◆ REQUIRED WORK
Locate each line in the records containing "Неподтвержденная". Copy it.

◆ RECORDS PROVIDED
- - - -

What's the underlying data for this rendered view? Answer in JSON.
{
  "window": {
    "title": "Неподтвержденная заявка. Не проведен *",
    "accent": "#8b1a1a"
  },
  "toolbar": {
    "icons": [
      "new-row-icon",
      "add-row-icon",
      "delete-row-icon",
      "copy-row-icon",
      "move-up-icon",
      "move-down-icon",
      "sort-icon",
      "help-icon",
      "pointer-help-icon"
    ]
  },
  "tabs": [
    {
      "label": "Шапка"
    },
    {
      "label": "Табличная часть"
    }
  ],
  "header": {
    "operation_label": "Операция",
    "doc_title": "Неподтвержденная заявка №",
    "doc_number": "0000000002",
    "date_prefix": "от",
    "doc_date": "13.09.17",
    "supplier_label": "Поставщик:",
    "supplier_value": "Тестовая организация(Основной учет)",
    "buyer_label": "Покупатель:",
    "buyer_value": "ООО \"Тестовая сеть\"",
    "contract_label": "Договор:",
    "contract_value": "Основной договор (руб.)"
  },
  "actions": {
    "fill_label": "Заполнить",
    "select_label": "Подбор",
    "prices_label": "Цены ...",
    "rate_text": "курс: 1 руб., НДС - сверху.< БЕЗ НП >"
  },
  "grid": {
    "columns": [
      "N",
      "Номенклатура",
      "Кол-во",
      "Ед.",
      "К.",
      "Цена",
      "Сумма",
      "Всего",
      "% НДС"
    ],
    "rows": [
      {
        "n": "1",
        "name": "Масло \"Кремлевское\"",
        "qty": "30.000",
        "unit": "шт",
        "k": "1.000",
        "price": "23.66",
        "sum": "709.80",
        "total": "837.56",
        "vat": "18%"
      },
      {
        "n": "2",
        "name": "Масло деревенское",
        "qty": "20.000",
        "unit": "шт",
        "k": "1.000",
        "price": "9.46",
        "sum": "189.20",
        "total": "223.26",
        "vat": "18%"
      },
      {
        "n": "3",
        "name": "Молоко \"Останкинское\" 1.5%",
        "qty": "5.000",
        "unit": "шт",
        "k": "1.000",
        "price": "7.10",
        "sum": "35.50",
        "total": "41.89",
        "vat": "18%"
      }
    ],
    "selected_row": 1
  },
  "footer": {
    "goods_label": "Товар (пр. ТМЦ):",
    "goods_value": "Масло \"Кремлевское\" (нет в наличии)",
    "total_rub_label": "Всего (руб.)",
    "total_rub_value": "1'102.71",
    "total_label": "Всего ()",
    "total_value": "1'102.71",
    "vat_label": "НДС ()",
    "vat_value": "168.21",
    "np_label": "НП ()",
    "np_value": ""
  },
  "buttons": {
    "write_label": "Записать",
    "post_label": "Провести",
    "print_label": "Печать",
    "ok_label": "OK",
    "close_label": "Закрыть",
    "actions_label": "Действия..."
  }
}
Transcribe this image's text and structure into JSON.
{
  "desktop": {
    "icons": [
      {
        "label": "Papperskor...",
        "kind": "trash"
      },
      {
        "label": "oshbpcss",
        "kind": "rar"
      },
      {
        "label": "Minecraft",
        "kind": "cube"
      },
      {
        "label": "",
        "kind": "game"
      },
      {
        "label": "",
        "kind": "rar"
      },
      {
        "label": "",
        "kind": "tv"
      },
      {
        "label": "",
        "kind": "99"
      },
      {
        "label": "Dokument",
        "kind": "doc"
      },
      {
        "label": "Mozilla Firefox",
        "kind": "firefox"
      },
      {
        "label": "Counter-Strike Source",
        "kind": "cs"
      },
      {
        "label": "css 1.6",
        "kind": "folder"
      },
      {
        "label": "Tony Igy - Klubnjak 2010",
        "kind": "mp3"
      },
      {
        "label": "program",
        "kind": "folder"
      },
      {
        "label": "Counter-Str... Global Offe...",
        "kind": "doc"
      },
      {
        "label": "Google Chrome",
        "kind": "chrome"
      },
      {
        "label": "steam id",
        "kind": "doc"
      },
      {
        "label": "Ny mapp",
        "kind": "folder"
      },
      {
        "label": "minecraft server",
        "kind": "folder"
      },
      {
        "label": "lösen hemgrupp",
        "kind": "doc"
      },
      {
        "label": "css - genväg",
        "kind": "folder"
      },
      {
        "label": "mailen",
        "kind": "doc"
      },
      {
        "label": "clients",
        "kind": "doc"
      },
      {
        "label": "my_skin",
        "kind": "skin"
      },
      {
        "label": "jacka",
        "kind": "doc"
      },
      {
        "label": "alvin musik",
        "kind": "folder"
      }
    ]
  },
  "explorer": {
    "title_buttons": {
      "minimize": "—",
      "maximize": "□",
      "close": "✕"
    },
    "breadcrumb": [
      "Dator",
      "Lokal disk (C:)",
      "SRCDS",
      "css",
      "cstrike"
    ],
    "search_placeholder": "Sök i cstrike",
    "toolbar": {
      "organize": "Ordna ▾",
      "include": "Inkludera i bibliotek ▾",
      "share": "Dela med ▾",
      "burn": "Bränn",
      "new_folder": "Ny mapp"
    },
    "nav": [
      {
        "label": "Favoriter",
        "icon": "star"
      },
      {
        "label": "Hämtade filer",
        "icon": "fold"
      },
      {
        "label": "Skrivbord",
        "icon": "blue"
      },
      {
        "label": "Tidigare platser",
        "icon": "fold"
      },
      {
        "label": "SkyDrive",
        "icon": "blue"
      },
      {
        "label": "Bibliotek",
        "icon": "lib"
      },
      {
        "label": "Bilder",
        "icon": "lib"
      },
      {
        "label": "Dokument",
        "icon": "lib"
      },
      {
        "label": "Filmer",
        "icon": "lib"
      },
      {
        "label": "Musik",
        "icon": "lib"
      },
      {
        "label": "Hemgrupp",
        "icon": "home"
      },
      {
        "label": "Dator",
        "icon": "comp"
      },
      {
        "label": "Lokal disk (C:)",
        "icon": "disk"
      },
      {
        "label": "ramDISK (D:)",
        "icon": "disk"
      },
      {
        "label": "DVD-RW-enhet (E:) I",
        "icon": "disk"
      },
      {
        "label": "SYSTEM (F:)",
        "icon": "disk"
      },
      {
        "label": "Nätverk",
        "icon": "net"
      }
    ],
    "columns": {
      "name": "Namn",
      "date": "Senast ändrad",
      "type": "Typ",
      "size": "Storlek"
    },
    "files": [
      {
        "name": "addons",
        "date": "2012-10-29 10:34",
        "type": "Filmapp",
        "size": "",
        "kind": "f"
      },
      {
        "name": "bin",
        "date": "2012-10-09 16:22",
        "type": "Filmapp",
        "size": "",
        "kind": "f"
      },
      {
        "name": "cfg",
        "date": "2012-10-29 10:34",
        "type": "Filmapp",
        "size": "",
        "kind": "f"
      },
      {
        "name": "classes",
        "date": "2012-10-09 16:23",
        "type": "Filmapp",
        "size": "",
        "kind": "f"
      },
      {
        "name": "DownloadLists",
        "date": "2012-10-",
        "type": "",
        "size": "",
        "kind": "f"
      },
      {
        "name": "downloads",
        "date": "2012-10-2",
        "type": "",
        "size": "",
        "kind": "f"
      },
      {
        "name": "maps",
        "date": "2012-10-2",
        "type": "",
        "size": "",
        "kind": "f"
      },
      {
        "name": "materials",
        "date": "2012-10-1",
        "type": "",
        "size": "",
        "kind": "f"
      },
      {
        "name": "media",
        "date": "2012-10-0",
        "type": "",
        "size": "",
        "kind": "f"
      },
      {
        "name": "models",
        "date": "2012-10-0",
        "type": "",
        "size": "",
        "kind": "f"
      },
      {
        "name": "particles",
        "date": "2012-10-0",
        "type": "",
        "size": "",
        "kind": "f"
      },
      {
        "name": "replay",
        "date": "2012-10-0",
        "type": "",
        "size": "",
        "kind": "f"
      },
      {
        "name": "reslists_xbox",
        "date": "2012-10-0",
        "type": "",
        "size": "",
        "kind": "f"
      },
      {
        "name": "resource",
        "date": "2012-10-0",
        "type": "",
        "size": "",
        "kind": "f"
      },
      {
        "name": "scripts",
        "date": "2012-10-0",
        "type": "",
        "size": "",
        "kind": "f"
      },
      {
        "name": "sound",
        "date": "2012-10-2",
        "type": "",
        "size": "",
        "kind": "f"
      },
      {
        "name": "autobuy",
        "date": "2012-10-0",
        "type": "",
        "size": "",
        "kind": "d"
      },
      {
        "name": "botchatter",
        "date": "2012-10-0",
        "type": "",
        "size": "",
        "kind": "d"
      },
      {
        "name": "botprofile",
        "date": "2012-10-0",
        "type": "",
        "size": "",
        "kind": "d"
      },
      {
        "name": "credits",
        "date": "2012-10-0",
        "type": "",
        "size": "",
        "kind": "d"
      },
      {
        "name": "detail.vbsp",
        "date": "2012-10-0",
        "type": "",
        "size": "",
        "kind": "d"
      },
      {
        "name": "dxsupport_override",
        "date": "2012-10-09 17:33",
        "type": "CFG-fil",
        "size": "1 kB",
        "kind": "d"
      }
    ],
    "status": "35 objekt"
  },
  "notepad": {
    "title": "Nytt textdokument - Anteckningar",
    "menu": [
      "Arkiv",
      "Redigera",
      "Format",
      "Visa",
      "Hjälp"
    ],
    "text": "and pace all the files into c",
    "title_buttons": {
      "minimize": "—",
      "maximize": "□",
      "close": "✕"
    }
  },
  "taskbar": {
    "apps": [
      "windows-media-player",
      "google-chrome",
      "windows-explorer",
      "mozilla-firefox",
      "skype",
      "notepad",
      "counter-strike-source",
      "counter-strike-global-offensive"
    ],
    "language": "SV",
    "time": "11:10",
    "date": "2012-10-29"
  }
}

- - - -

◆ TASK ANSWER
    "title": "Неподтвержденная заявка. Не проведен *",
    "doc_title": "Неподтвержденная заявка №",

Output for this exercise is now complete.